TASK DETAILS
Find every line below that contains the word "JSON" and copy it out.
-- begin RECORDED INFORMATION --
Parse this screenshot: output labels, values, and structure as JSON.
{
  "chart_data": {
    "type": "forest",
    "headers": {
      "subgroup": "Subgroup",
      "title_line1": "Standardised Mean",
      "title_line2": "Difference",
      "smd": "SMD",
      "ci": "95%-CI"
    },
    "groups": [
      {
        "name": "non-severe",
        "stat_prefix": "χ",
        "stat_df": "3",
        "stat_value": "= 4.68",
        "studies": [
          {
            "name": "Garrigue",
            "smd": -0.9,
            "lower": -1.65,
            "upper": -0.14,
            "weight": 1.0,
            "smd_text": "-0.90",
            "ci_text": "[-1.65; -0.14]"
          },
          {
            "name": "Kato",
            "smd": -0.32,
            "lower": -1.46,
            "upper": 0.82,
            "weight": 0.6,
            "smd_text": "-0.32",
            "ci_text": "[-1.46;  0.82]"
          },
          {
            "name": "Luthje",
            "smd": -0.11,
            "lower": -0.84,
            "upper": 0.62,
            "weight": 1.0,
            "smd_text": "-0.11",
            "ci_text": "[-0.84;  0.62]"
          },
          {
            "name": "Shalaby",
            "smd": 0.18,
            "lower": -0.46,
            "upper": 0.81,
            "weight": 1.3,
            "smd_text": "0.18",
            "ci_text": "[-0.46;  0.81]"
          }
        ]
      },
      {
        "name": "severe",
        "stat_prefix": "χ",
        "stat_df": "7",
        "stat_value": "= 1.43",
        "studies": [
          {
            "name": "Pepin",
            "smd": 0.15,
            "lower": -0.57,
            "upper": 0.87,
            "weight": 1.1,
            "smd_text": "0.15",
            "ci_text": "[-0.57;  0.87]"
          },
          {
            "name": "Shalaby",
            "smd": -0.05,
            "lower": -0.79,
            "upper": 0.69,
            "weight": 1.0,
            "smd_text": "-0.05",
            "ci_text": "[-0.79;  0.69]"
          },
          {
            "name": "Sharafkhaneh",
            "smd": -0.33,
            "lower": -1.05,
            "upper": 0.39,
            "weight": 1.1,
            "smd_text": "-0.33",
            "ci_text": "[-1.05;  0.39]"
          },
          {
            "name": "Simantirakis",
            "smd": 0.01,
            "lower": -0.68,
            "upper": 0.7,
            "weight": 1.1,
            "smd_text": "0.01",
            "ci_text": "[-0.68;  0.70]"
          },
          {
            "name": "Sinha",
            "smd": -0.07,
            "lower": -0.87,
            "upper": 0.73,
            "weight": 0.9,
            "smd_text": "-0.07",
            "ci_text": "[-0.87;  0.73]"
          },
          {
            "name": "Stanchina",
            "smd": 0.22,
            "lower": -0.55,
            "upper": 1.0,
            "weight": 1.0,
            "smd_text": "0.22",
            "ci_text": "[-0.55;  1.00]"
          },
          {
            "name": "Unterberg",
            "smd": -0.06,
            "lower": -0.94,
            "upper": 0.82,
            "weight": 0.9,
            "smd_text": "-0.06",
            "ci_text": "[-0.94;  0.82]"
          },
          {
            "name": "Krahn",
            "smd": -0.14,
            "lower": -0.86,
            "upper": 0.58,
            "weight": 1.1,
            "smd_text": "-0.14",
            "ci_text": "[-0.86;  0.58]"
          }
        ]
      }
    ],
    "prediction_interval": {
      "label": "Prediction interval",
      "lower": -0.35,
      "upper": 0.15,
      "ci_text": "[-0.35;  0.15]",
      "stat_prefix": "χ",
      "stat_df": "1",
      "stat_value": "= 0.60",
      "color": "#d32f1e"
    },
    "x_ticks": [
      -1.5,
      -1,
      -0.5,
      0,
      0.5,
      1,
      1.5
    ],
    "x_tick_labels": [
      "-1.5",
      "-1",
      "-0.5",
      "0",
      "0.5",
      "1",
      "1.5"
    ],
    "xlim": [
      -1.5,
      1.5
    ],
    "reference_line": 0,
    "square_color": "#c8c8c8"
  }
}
-- end RECORDED INFORMATION --
-- begin RECORDED INFORMATION --
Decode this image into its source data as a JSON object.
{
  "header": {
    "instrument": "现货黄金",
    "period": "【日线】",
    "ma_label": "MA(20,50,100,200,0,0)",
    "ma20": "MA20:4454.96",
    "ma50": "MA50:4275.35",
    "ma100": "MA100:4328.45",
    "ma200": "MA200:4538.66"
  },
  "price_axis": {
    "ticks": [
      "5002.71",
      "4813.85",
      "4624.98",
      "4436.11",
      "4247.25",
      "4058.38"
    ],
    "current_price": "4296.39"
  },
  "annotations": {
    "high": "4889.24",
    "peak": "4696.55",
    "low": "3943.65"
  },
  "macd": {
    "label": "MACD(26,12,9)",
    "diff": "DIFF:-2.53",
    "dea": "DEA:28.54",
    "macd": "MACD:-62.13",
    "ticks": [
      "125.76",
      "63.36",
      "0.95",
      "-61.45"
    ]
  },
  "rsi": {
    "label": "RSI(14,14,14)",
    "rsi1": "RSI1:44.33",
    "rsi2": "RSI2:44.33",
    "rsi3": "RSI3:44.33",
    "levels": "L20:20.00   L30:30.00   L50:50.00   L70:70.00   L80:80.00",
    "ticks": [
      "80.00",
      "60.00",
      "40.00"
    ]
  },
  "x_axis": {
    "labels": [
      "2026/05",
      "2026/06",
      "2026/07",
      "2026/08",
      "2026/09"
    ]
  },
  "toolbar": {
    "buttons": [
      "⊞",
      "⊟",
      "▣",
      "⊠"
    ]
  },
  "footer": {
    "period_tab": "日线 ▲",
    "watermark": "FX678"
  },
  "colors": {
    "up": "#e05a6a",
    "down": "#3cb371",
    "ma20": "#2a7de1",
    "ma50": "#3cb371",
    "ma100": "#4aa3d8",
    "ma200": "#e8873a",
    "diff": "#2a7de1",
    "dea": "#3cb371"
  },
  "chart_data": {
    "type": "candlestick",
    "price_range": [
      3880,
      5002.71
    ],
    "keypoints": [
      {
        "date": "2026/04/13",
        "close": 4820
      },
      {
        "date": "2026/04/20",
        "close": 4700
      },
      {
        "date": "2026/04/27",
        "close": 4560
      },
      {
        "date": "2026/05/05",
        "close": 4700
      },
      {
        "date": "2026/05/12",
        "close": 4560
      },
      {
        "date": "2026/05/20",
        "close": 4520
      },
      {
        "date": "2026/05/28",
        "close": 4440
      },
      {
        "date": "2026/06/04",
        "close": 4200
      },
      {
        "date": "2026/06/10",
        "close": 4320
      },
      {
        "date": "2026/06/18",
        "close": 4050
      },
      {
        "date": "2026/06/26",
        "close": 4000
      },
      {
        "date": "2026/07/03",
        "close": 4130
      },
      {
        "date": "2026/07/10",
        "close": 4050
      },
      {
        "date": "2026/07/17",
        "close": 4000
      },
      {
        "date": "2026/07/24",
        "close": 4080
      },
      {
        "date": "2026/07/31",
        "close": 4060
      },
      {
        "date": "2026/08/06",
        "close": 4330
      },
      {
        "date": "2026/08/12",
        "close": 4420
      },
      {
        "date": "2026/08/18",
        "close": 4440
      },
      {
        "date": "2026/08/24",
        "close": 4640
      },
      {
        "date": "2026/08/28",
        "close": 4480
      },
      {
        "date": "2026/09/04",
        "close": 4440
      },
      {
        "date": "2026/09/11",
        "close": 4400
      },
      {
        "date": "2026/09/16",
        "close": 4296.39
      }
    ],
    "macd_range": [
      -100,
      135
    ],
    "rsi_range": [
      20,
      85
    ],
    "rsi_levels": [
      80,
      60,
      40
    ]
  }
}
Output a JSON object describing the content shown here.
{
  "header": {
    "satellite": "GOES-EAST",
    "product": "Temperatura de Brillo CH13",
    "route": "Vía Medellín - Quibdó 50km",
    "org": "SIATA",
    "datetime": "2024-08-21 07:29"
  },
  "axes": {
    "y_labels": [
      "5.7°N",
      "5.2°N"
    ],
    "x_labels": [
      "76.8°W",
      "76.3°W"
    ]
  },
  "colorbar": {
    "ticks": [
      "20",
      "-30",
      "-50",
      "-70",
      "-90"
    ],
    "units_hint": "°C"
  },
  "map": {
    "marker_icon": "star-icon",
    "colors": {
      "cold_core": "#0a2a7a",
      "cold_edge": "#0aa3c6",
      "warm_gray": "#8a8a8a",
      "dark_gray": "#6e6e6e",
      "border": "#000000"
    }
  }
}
-- end RECORDED INFORMATION --
-- begin RECORDED INFORMATION --
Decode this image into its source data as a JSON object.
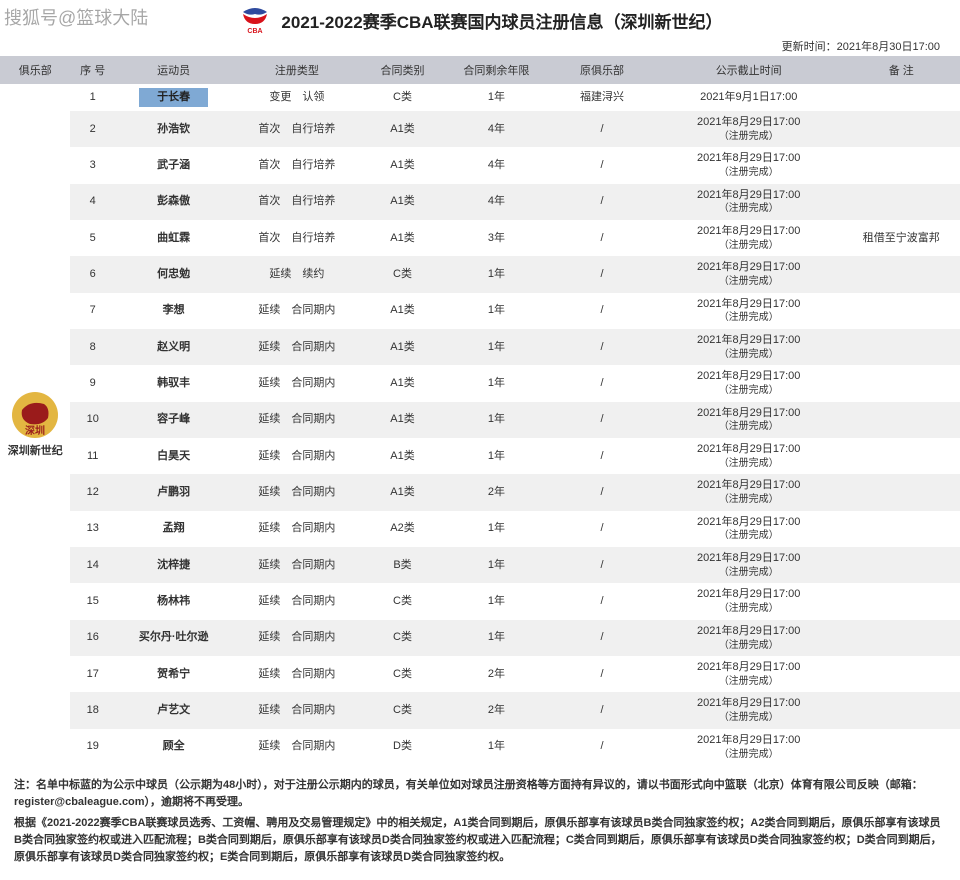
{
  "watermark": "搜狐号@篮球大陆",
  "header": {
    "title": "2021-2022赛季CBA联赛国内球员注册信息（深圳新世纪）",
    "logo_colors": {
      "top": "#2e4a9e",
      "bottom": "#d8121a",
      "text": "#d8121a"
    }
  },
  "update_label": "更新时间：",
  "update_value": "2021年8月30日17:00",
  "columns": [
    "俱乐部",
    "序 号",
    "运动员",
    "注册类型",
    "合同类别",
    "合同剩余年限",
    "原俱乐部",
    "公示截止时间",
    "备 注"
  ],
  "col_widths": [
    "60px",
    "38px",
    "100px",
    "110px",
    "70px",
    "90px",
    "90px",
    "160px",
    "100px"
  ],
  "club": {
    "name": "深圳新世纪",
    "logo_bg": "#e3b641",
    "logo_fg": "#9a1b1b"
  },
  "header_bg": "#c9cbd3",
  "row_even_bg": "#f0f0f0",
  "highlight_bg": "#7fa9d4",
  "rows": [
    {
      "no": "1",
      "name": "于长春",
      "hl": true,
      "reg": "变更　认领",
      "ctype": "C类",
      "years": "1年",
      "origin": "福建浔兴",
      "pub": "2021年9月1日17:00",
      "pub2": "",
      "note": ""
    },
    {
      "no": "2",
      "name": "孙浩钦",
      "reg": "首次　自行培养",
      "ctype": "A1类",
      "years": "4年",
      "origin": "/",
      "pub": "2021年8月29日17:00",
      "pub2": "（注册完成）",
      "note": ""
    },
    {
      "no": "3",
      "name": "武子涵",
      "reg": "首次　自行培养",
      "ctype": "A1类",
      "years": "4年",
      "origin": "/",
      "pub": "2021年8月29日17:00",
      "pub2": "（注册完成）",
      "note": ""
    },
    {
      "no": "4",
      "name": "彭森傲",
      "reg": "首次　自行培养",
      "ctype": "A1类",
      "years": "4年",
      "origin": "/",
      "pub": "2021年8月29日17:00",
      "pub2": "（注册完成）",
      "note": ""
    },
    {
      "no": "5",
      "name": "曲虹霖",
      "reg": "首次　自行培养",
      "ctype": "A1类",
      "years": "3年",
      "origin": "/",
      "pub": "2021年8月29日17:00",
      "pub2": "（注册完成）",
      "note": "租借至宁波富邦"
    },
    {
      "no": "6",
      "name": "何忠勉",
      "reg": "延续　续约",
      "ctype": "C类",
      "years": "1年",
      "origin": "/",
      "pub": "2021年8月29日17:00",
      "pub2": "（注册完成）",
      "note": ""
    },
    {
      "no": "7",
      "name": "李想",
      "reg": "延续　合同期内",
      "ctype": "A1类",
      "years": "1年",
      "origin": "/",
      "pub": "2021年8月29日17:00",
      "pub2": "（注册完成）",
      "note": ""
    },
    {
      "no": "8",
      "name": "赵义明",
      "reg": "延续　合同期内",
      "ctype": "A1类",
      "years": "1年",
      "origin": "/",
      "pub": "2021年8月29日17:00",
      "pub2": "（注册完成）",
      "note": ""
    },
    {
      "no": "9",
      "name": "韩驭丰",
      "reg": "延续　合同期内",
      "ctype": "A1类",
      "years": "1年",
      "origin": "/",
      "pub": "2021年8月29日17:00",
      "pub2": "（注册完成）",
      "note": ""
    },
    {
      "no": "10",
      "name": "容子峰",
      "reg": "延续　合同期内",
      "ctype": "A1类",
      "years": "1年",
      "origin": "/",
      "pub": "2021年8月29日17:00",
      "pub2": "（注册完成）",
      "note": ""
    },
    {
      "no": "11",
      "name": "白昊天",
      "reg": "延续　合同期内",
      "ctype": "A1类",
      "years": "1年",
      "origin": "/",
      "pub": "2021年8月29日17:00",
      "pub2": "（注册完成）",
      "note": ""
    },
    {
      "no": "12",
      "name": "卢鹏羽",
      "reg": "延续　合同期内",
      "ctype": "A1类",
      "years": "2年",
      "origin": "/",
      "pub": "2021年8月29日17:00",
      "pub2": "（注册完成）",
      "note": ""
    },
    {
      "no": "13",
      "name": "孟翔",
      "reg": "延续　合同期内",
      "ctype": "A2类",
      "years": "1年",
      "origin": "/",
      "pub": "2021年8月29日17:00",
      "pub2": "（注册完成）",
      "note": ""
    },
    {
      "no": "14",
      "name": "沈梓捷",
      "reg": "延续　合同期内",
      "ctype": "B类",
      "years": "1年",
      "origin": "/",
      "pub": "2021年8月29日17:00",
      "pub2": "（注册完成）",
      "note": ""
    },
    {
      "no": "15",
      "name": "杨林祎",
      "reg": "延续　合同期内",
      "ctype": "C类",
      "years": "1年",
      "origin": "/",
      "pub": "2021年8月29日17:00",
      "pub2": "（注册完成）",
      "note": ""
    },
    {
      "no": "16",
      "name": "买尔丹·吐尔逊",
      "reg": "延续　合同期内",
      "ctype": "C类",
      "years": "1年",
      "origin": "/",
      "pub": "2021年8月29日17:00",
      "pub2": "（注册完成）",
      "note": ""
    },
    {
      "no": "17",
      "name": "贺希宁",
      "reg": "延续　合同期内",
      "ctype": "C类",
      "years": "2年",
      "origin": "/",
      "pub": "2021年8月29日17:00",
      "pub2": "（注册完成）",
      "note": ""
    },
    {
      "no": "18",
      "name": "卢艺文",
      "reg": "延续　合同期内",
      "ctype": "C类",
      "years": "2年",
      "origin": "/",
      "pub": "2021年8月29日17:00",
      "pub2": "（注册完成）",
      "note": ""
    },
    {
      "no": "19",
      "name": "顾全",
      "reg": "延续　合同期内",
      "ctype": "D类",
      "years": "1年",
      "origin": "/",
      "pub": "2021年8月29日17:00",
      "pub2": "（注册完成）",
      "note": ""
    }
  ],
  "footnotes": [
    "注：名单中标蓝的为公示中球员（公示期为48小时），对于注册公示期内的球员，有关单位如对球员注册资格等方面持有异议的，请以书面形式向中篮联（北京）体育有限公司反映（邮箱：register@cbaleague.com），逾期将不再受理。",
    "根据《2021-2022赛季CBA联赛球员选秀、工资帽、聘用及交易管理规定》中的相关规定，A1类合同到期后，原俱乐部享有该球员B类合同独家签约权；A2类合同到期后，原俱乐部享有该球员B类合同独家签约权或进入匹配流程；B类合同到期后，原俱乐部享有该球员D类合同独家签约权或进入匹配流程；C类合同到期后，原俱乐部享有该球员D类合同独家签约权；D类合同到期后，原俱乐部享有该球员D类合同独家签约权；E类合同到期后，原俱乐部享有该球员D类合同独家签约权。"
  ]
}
-- end RECORDED INFORMATION --
EXERCISE SOLUTION
Parse this screenshot: output labels, values, and structure as JSON.
Decode this image into its source data as a JSON object.
Output a JSON object describing the content shown here.
Decode this image into its source data as a JSON object.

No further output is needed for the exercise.